## What the exercise asks
List every line below containing "Enumerate".

## Material to process
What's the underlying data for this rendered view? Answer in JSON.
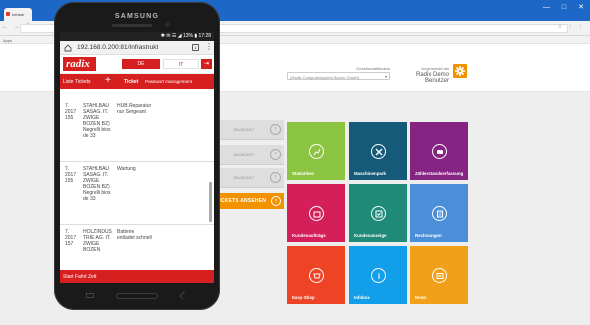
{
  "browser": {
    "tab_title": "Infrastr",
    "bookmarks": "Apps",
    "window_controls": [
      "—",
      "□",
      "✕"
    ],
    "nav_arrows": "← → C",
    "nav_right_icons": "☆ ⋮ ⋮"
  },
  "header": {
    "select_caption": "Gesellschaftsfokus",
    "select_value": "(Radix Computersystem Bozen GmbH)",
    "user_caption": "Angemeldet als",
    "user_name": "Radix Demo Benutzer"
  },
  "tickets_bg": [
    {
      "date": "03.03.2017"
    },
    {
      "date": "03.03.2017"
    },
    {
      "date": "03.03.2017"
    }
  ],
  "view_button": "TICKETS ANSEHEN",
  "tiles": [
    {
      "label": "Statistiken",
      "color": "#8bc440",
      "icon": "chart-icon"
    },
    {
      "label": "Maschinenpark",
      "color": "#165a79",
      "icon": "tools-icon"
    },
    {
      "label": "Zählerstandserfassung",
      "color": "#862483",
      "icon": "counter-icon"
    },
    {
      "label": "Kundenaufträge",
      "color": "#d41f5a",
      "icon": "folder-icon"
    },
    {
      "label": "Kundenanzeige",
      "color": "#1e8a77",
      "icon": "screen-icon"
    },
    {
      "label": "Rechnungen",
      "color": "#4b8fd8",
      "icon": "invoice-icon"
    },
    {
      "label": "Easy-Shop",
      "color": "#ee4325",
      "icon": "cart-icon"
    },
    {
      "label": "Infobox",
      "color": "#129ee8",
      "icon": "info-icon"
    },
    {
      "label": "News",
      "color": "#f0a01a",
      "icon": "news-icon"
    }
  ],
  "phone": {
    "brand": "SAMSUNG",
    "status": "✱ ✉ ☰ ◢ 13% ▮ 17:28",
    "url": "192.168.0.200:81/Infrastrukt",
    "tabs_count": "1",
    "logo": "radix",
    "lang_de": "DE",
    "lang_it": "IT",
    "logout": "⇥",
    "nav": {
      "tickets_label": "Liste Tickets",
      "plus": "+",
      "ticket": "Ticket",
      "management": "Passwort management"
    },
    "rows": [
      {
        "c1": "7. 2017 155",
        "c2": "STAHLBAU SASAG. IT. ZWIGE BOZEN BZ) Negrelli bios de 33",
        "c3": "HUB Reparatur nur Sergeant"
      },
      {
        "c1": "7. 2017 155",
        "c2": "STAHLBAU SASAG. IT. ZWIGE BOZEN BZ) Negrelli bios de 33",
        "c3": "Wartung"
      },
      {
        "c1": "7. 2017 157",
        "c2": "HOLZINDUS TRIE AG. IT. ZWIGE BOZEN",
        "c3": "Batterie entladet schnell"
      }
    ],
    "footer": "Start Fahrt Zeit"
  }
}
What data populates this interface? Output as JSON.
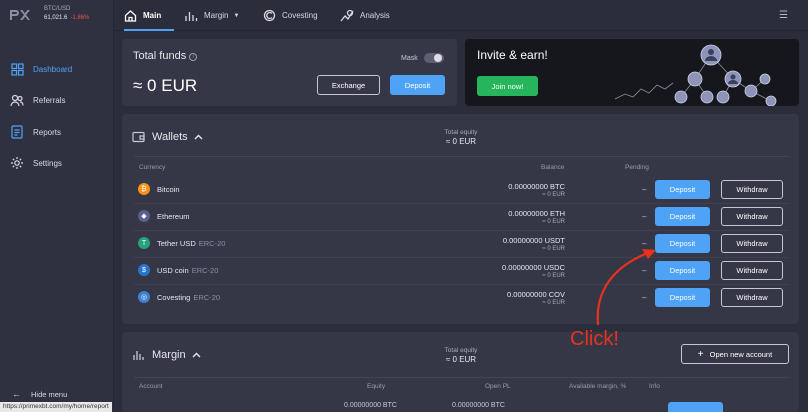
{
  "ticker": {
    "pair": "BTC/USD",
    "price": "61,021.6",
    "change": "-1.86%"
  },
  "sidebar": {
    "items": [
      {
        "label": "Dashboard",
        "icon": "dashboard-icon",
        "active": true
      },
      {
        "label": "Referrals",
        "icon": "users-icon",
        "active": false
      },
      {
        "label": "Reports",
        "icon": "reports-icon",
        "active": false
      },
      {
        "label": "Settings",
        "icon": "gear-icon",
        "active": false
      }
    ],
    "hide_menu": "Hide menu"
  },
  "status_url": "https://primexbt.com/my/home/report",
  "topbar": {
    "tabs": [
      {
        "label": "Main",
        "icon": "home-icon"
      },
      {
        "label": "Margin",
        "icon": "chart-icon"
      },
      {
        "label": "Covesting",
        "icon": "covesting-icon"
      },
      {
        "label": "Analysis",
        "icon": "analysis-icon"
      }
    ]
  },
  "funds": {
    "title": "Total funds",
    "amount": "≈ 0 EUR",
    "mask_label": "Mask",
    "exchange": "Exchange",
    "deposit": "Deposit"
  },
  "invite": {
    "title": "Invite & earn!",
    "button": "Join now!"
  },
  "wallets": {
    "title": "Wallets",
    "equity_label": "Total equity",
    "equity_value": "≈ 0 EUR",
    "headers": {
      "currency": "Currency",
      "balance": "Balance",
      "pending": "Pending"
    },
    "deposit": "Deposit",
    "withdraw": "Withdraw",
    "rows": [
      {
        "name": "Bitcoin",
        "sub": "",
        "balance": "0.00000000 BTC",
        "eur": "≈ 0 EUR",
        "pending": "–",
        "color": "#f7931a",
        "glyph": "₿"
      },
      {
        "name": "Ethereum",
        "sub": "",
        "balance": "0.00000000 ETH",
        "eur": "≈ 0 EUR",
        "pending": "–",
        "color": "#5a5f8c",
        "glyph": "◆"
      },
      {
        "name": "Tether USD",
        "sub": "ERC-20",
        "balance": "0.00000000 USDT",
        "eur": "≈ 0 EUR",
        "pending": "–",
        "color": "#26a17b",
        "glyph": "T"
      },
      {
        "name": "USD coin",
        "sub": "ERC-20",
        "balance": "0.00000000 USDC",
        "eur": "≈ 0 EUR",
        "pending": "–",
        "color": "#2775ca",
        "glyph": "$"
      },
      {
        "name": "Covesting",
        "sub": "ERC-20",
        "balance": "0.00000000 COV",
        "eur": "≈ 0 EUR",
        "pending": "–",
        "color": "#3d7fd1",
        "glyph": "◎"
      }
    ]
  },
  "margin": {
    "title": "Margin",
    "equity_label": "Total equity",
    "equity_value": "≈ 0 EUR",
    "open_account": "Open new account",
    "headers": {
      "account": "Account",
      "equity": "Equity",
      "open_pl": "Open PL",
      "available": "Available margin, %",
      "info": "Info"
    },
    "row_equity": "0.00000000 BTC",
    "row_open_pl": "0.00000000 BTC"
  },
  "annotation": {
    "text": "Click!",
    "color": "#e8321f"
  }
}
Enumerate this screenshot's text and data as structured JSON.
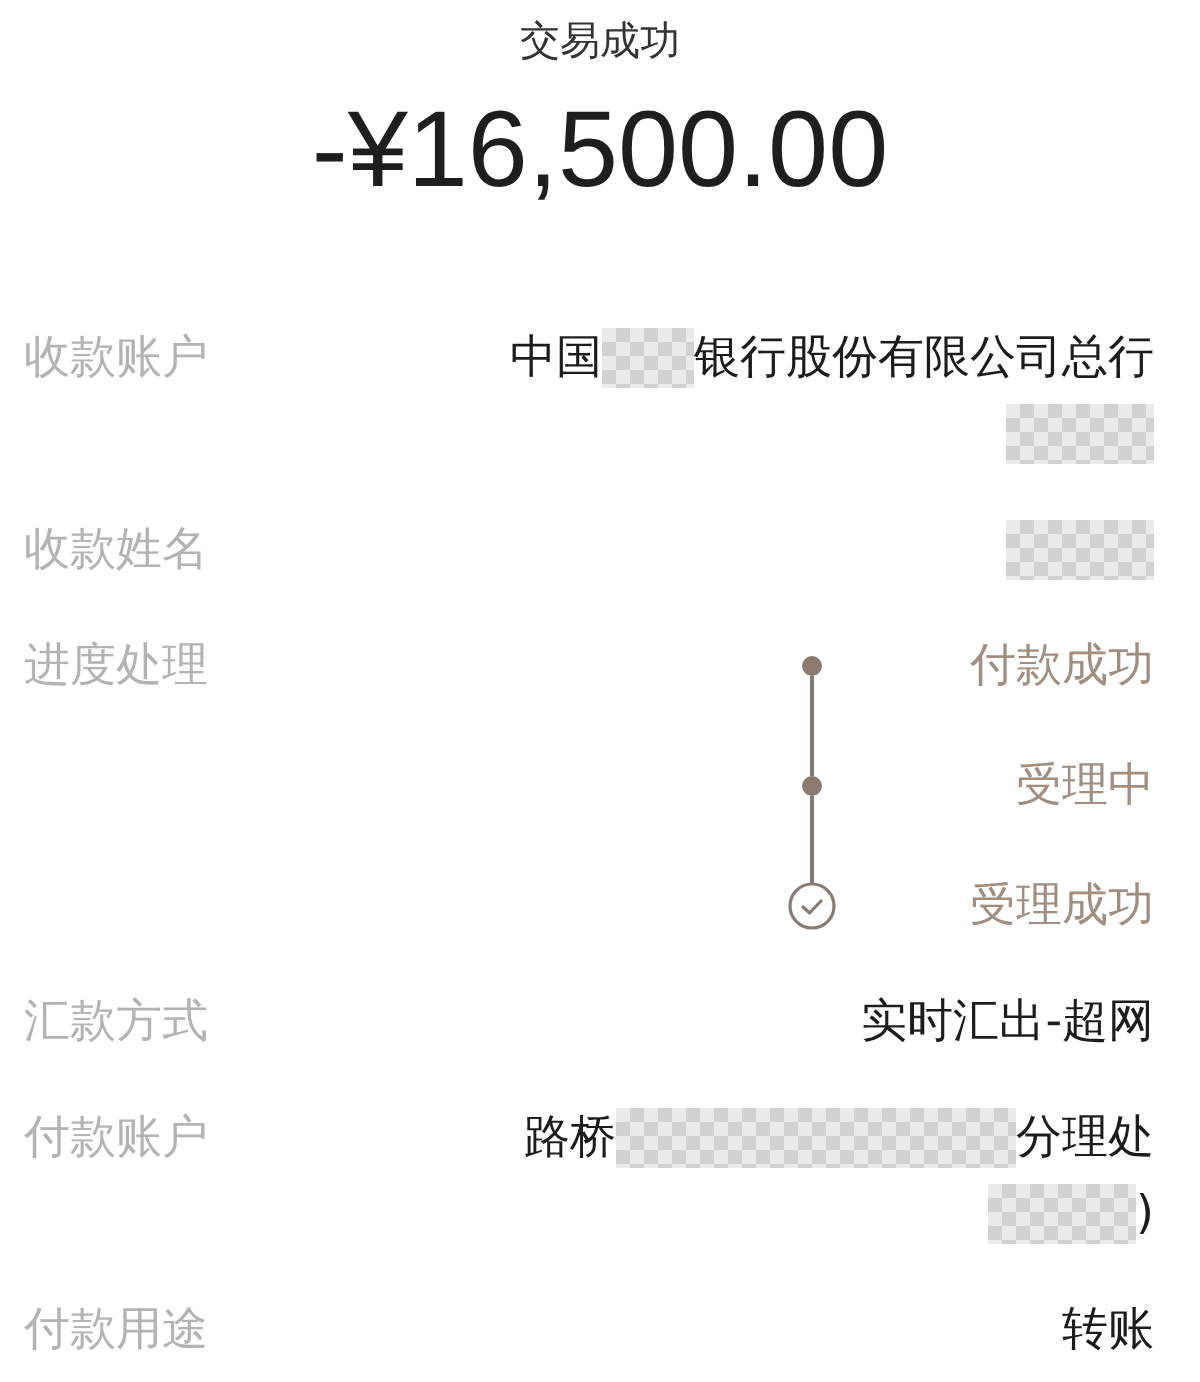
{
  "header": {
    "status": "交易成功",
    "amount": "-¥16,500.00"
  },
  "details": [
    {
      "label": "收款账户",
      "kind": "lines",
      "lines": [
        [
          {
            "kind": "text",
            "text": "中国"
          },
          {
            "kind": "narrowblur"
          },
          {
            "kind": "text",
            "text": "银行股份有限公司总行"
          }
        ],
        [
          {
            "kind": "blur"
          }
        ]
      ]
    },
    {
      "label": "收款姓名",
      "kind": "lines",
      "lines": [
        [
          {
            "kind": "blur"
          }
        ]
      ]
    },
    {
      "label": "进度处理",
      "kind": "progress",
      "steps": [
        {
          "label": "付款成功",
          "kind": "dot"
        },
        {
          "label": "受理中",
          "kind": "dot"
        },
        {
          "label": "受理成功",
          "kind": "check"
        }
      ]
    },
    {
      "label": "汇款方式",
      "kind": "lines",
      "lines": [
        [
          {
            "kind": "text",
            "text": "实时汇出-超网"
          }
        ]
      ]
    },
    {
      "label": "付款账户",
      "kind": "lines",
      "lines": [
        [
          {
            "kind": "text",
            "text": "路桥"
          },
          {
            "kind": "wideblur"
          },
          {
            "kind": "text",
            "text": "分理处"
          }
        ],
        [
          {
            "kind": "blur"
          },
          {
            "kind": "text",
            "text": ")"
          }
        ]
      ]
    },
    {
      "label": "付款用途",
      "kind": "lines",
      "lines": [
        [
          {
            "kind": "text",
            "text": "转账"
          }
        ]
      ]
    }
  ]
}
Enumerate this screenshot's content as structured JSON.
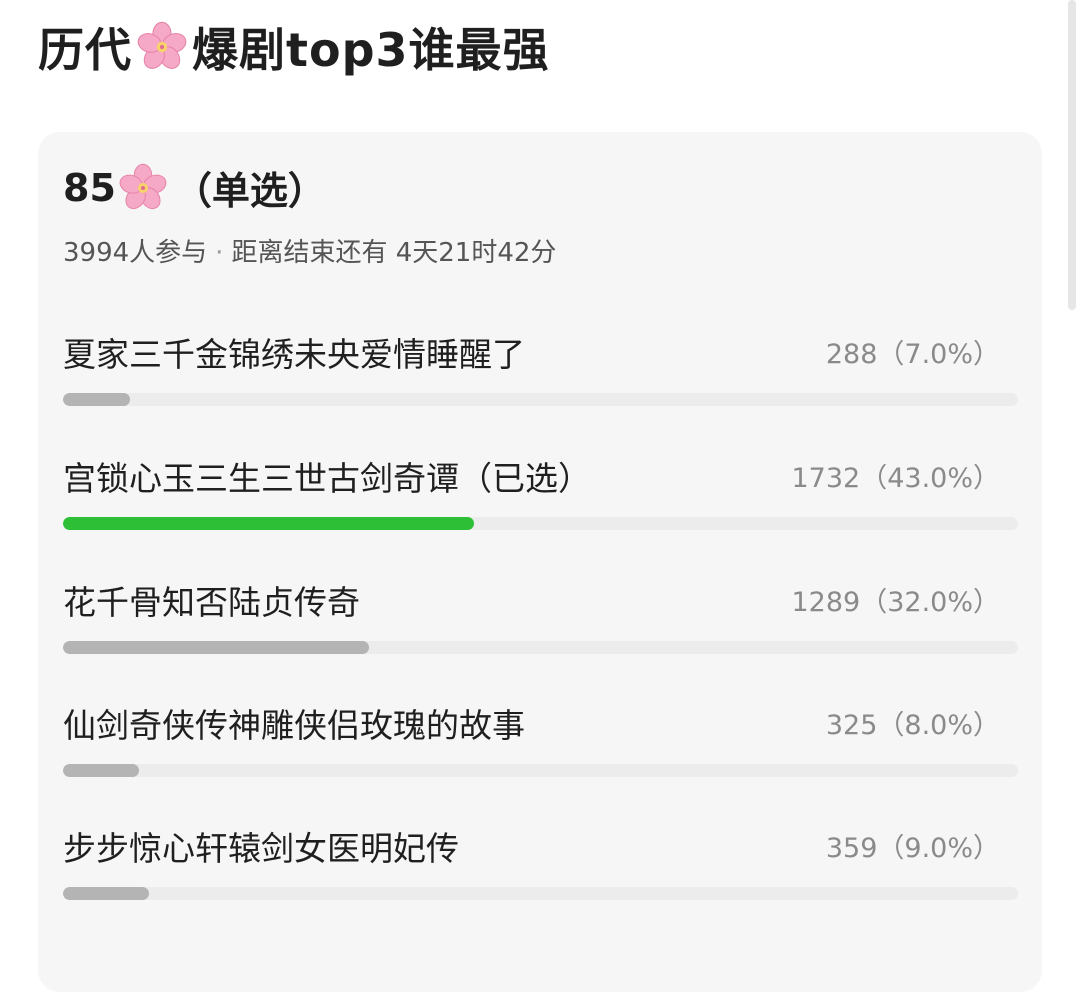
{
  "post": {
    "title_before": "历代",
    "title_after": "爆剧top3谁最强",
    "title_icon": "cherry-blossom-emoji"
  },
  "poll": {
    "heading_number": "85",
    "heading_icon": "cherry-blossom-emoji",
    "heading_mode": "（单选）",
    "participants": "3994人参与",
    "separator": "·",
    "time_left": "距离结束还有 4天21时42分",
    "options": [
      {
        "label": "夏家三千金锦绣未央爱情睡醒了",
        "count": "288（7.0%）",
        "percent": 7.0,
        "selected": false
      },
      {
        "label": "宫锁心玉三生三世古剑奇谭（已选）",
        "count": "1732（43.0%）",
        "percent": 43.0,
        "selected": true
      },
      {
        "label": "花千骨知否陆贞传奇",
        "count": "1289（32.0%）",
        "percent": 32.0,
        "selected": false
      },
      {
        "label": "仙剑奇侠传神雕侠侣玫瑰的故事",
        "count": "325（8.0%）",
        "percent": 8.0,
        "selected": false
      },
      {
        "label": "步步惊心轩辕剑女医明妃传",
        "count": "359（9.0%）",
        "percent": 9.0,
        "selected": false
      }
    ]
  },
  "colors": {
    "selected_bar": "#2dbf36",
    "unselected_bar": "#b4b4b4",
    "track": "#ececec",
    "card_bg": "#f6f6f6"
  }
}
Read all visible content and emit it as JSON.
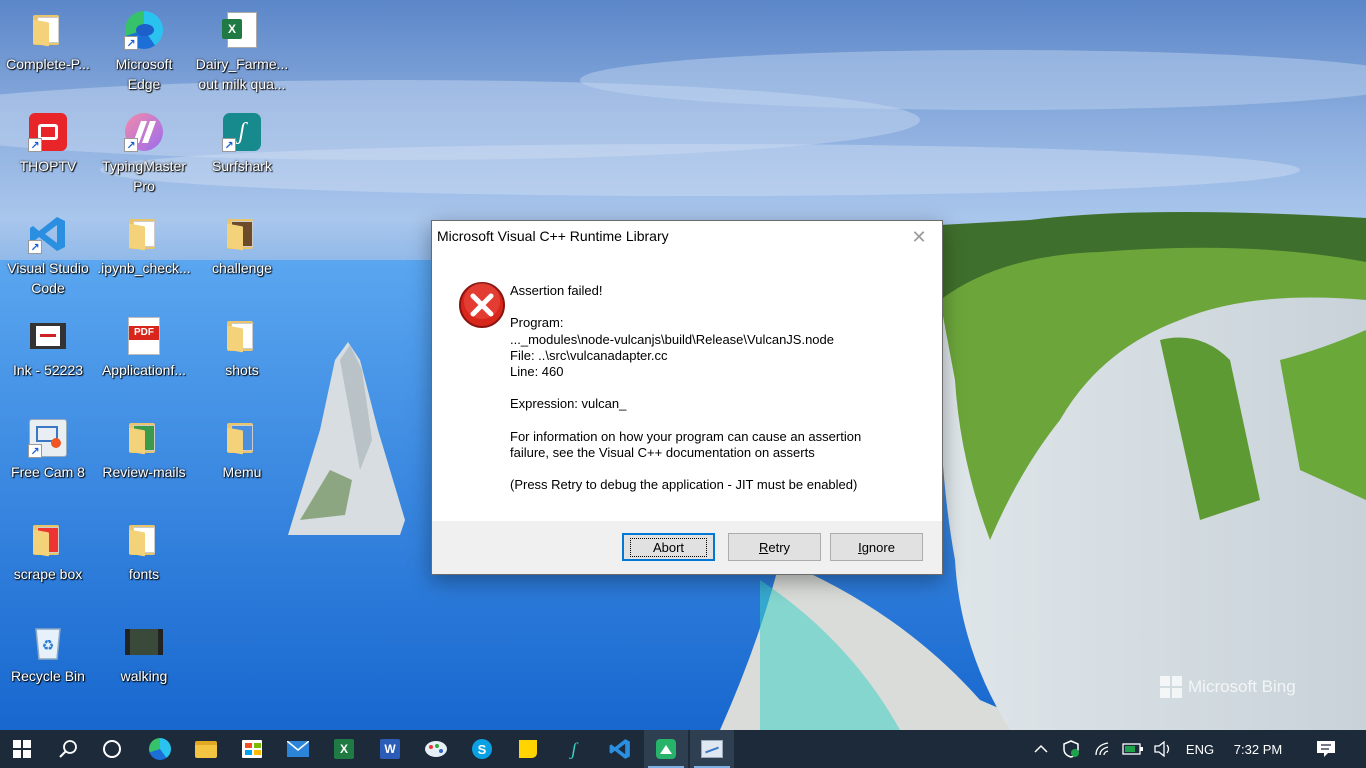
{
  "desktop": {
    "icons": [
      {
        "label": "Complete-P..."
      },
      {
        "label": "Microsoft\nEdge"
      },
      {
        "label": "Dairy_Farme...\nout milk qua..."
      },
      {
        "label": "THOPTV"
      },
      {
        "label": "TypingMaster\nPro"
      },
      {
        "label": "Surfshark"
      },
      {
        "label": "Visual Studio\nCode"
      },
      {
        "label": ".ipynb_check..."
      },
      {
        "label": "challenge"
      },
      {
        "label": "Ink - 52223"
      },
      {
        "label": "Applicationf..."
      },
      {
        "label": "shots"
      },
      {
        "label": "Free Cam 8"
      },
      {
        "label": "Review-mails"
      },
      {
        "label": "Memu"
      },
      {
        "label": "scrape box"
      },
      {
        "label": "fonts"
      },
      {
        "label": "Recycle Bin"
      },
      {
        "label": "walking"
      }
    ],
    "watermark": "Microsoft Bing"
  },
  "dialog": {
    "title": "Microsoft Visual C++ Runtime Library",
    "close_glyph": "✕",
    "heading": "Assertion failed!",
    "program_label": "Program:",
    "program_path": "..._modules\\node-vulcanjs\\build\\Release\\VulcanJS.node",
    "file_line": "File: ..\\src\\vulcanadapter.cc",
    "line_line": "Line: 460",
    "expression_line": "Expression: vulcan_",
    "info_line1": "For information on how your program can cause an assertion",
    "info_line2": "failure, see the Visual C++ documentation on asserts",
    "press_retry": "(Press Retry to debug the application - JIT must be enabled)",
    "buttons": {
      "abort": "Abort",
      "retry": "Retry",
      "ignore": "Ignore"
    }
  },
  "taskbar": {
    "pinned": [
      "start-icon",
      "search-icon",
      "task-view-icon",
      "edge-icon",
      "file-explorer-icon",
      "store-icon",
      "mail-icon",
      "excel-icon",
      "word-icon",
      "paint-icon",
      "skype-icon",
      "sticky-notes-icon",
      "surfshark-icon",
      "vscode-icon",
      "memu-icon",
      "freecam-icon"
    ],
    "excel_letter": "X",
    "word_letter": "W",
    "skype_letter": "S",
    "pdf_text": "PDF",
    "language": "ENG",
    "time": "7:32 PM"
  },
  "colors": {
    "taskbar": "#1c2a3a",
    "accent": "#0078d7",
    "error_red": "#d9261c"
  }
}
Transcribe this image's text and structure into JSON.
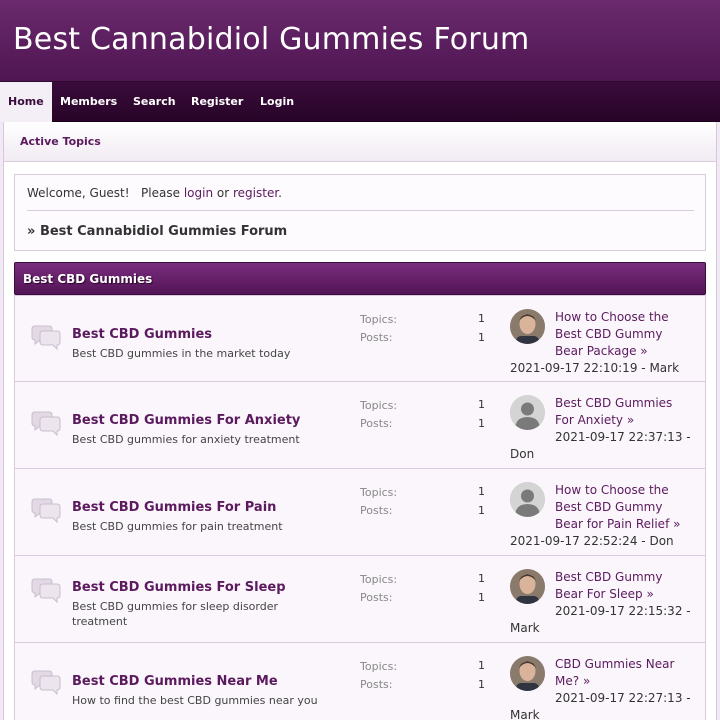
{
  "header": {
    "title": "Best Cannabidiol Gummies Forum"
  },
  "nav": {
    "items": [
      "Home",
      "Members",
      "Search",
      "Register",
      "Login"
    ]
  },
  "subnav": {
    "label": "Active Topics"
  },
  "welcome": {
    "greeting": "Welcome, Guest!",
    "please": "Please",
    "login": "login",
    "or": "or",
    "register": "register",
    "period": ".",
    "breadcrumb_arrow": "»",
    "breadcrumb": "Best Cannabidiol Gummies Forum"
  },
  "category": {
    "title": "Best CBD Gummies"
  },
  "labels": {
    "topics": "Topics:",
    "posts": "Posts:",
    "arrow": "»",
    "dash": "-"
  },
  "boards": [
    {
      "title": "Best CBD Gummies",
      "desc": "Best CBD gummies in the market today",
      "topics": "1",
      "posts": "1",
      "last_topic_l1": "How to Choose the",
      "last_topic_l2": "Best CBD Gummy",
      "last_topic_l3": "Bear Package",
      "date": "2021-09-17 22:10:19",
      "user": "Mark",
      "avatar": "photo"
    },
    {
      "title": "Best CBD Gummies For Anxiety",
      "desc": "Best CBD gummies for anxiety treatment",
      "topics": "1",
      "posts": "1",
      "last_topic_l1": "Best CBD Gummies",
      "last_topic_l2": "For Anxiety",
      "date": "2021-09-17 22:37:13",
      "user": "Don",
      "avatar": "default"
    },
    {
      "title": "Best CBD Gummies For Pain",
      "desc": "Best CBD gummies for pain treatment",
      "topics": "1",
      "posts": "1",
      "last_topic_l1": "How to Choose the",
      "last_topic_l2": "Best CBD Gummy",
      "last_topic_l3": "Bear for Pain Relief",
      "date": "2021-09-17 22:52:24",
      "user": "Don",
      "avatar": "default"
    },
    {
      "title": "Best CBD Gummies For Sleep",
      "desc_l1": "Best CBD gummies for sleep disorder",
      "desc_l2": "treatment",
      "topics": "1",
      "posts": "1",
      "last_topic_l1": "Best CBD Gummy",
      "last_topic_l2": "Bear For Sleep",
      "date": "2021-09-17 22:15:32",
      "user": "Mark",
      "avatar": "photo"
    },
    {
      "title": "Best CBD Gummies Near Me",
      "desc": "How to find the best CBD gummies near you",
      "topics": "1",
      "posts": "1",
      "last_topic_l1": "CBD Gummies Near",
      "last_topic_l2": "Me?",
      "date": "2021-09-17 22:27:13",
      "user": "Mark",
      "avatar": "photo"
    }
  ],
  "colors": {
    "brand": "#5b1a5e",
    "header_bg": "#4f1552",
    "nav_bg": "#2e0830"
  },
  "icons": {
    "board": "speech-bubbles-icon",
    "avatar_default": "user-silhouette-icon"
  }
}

## Written answer
Enumerate this screenshot's text and data as structured JSON.
Enumerate this screenshot's content as structured JSON.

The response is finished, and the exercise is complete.